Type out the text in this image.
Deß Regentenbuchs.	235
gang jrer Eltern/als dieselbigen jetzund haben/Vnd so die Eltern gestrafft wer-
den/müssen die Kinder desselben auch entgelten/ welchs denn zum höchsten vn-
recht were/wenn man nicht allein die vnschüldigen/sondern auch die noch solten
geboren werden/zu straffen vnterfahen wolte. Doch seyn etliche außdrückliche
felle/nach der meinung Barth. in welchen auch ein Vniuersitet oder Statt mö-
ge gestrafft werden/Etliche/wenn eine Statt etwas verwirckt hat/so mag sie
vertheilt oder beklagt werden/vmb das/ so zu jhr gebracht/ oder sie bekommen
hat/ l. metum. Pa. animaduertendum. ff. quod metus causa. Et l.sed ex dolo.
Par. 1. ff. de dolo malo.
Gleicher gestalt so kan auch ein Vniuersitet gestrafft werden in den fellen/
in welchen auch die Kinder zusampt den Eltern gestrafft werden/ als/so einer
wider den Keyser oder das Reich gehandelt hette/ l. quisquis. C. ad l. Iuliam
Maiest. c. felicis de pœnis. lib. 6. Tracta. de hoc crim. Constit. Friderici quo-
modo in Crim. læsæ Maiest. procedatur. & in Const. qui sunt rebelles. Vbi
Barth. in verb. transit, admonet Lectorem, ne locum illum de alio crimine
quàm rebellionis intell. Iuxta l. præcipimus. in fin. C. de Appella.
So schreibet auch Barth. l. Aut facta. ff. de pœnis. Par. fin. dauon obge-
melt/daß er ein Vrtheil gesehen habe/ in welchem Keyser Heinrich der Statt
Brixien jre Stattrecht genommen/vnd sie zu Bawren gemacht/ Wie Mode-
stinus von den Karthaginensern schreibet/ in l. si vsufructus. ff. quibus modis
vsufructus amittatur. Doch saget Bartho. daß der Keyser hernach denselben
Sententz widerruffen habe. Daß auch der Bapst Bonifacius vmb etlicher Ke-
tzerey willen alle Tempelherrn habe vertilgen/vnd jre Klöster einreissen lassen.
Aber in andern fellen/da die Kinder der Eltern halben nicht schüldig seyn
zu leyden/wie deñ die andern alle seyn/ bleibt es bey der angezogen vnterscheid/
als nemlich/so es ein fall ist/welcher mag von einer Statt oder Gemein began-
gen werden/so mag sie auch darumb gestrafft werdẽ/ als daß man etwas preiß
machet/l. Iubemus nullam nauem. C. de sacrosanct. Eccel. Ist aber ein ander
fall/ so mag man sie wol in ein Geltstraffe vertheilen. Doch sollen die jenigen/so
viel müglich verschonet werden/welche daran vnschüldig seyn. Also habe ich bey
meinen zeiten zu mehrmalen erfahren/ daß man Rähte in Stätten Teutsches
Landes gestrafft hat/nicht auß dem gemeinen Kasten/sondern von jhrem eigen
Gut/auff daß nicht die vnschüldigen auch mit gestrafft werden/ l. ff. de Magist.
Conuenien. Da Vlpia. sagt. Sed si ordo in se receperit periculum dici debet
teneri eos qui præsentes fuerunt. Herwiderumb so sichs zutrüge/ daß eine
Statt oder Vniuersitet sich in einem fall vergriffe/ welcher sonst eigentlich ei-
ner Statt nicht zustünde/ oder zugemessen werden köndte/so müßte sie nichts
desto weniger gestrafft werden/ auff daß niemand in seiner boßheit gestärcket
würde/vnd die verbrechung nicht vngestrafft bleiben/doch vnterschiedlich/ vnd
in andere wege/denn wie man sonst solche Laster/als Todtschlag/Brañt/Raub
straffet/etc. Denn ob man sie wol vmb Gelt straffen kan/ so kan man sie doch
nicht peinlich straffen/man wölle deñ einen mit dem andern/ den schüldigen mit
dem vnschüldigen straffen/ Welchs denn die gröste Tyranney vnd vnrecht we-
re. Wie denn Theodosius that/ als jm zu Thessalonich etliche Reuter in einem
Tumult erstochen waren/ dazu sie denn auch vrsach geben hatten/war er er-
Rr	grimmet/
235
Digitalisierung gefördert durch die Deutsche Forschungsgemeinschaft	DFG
──────────────────────────────
Output all of the entries without altering a single word.

_Answer section_.
Type out the text in this image.
Deß Regentenbuchs.	235
gang jrer Eltern/als dieselbigen jetzund haben/Vnd so die Eltern gestrafft wer-
den/müssen die Kinder desselben auch entgelten/ welchs denn zum höchsten vn-
recht were/wenn man nicht allein die vnschüldigen/sondern auch die noch solten
geboren werden/zu straffen vnterfahen wolte. Doch seyn etliche außdrückliche
felle/nach der meinung Barth. in welchen auch ein Vniuersitet oder Statt mö-
ge gestrafft werden/Etliche/wenn eine Statt etwas verwirckt hat/so mag sie
vertheilt oder beklagt werden/vmb das/ so zu jhr gebracht/ oder sie bekommen
hat/ l. metum. Pa. animaduertendum. ff. quod metus causa. Et l.sed ex dolo.
Par. 1. ff. de dolo malo.
Gleicher gestalt so kan auch ein Vniuersitet gestrafft werden in den fellen/
in welchen auch die Kinder zusampt den Eltern gestrafft werden/ als/so einer
wider den Keyser oder das Reich gehandelt hette/ l. quisquis. C. ad l. Iuliam
Maiest. c. felicis de pœnis. lib. 6. Tracta. de hoc crim. Constit. Friderici quo-
modo in Crim. læsæ Maiest. procedatur. & in Const. qui sunt rebelles. Vbi
Barth. in verb. transit, admonet Lectorem, ne locum illum de alio crimine
quàm rebellionis intell. Iuxta l. præcipimus. in fin. C. de Appella.
So schreibet auch Barth. l. Aut facta. ff. de pœnis. Par. fin. dauon obge-
melt/daß er ein Vrtheil gesehen habe/ in welchem Keyser Heinrich der Statt
Brixien jre Stattrecht genommen/vnd sie zu Bawren gemacht/ Wie Mode-
stinus von den Karthaginensern schreibet/ in l. si vsufructus. ff. quibus modis
vsufructus amittatur. Doch saget Bartho. daß der Keyser hernach denselben
Sententz widerruffen habe. Daß auch der Bapst Bonifacius vmb etlicher Ke-
tzerey willen alle Tempelherrn habe vertilgen/vnd jre Klöster einreissen lassen.
Aber in andern fellen/da die Kinder der Eltern halben nicht schüldig seyn
zu leyden/wie deñ die andern alle seyn/ bleibt es bey der angezogen vnterscheid/
als nemlich/so es ein fall ist/welcher mag von einer Statt oder Gemein began-
gen werden/so mag sie auch darumb gestrafft werdẽ/ als daß man etwas preiß
machet/l. Iubemus nullam nauem. C. de sacrosanct. Eccel. Ist aber ein ander
fall/ so mag man sie wol in ein Geltstraffe vertheilen. Doch sollen die jenigen/so
viel müglich verschonet werden/welche daran vnschüldig seyn. Also habe ich bey
meinen zeiten zu mehrmalen erfahren/ daß man Rähte in Stätten Teutsches
Landes gestrafft hat/nicht auß dem gemeinen Kasten/sondern von jhrem eigen
Gut/auff daß nicht die vnschüldigen auch mit gestrafft werden/ l. ff. de Magist.
Conuenien. Da Vlpia. sagt. Sed si ordo in se receperit periculum dici debet
teneri eos qui præsentes fuerunt. Herwiderumb so sichs zutrüge/ daß eine
Statt oder Vniuersitet sich in einem fall vergriffe/ welcher sonst eigentlich ei-
ner Statt nicht zustünde/ oder zugemessen werden köndte/so müßte sie nichts
desto weniger gestrafft werden/ auff daß niemand in seiner boßheit gestärcket
würde/vnd die verbrechung nicht vngestrafft bleiben/doch vnterschiedlich/ vnd
in andere wege/denn wie man sonst solche Laster/als Todtschlag/Brañt/Raub
straffet/etc. Denn ob man sie wol vmb Gelt straffen kan/ so kan man sie doch
nicht peinlich straffen/man wölle deñ einen mit dem andern/ den schüldigen mit
dem vnschüldigen straffen/ Welchs denn die gröste Tyranney vnd vnrecht we-
re. Wie denn Theodosius that/ als jm zu Thessalonich etliche Reuter in einem
Tumult erstochen waren/ dazu sie denn auch vrsach geben hatten/war er er-
Rr	grimmet/
235
Digitalisierung gefördert durch die Deutsche Forschungsgemeinschaft	DFG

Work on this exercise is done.